Collection entries

────────

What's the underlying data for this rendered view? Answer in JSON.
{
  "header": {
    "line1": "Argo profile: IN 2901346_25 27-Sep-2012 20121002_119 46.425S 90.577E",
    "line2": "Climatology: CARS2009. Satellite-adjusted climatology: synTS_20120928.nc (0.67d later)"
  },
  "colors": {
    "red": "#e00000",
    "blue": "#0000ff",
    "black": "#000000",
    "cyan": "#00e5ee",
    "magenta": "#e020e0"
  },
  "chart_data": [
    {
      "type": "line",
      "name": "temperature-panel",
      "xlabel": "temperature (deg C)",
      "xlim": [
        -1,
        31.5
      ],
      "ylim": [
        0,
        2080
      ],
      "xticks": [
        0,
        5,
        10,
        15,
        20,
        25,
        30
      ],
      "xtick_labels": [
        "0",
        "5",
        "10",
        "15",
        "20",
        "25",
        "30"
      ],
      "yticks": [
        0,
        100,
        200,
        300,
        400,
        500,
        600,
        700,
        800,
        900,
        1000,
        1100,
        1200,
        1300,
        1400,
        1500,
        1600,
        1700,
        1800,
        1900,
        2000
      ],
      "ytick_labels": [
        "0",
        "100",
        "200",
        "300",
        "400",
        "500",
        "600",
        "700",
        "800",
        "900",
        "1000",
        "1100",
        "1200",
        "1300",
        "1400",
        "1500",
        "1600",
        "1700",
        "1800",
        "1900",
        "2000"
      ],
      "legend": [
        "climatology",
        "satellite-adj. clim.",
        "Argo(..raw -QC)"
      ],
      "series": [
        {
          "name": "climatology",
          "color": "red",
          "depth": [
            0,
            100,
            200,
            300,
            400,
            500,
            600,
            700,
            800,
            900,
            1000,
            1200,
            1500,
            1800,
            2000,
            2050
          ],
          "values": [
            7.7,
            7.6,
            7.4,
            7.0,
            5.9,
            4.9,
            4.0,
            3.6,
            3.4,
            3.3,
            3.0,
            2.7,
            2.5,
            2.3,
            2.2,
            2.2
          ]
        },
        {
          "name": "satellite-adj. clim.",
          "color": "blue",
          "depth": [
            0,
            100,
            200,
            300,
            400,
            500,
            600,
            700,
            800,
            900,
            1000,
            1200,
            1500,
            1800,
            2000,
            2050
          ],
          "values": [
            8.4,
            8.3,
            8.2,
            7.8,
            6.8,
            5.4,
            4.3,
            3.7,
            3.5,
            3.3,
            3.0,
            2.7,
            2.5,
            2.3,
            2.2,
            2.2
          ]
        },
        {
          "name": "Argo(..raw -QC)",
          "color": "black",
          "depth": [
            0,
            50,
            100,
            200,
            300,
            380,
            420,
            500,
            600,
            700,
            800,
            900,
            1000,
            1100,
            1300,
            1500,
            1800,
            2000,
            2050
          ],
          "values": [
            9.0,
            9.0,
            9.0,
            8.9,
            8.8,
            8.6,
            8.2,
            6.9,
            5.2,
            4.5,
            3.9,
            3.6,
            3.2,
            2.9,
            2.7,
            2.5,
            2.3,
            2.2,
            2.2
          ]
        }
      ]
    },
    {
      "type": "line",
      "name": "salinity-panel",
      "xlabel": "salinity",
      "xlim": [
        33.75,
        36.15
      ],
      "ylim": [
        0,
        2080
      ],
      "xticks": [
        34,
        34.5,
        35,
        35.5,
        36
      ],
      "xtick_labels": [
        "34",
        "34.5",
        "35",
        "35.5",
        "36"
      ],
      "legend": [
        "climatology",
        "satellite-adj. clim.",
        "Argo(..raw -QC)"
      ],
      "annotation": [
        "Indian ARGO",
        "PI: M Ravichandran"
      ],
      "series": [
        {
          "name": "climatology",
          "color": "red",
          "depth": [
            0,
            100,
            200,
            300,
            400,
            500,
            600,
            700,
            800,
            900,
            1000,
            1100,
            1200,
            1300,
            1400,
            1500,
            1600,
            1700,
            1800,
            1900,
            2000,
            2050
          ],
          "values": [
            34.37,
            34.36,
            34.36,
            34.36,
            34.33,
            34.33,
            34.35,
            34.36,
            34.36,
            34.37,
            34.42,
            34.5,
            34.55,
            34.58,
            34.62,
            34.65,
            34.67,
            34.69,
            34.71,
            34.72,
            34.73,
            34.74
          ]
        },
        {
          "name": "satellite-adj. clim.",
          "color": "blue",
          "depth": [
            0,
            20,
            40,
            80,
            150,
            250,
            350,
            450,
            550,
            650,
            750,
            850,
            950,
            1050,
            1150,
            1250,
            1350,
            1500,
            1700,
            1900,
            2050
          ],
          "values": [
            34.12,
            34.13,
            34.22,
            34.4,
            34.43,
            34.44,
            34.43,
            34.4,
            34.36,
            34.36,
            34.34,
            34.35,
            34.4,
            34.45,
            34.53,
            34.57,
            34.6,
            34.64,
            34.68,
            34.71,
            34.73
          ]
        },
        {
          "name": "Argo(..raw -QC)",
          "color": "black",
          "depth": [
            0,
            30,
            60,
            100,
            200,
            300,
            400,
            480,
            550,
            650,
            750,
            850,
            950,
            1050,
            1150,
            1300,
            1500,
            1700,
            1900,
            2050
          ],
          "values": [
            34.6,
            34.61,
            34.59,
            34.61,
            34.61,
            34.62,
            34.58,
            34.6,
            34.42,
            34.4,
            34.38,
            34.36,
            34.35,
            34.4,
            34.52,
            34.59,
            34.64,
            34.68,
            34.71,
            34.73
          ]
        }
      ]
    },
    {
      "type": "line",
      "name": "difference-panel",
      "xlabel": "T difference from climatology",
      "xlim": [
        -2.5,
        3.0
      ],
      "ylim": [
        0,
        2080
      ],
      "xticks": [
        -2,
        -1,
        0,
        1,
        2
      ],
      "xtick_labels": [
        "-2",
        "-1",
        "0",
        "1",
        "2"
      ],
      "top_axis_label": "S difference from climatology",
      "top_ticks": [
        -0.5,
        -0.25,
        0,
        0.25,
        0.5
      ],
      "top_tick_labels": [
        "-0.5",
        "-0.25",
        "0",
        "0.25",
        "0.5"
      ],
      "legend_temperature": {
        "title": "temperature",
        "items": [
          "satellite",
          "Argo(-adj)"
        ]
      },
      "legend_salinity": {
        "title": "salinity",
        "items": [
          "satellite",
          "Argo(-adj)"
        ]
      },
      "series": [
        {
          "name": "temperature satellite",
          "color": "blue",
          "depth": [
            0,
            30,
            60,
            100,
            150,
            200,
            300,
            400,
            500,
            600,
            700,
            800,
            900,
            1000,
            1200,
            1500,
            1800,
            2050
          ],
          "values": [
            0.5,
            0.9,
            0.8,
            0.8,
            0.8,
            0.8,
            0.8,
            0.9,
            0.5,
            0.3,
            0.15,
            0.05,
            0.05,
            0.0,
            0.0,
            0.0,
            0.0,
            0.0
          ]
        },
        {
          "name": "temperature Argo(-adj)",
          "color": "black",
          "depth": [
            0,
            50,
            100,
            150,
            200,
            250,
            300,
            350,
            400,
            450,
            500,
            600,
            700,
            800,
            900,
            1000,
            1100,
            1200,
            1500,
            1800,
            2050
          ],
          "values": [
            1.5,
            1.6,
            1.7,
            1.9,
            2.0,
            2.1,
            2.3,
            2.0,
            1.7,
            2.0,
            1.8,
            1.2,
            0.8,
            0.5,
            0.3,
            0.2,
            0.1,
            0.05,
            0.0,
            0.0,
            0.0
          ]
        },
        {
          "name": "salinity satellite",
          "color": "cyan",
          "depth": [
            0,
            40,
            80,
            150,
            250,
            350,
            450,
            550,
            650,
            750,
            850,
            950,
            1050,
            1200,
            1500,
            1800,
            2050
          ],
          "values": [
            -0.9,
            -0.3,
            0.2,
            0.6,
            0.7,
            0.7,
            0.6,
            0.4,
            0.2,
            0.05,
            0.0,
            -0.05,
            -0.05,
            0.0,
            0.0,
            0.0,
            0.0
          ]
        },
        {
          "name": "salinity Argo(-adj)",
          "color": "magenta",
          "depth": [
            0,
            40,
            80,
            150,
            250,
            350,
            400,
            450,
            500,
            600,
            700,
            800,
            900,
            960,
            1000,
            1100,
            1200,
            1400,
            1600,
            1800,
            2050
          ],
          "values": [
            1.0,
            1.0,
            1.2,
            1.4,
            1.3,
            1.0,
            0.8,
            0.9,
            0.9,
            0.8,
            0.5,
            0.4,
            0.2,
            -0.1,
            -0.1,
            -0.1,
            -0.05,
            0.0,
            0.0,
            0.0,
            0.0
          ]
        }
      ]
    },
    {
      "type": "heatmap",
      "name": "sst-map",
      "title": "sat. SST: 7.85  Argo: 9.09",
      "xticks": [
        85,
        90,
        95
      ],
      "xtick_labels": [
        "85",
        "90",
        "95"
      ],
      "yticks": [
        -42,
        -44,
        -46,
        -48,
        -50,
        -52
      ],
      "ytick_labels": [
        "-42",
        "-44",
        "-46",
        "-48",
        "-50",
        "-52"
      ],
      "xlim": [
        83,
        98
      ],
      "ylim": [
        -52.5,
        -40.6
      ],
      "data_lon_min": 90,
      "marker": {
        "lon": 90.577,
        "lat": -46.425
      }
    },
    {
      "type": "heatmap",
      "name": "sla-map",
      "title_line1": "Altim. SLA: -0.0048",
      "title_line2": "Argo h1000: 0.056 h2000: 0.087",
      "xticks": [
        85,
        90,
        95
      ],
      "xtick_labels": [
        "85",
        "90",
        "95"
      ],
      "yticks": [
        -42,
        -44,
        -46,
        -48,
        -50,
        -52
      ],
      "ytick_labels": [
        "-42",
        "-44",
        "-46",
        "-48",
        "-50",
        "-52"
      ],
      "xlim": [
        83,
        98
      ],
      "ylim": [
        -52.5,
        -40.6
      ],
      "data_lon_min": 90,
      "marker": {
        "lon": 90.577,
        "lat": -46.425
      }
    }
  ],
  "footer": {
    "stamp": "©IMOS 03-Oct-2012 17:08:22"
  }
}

────────

The exercise:
Copy each line of the records above that carries the word "xlabel".

The result:
      "xlabel": "temperature (deg C)",
      "xlabel": "salinity",
      "xlabel": "T difference from climatology",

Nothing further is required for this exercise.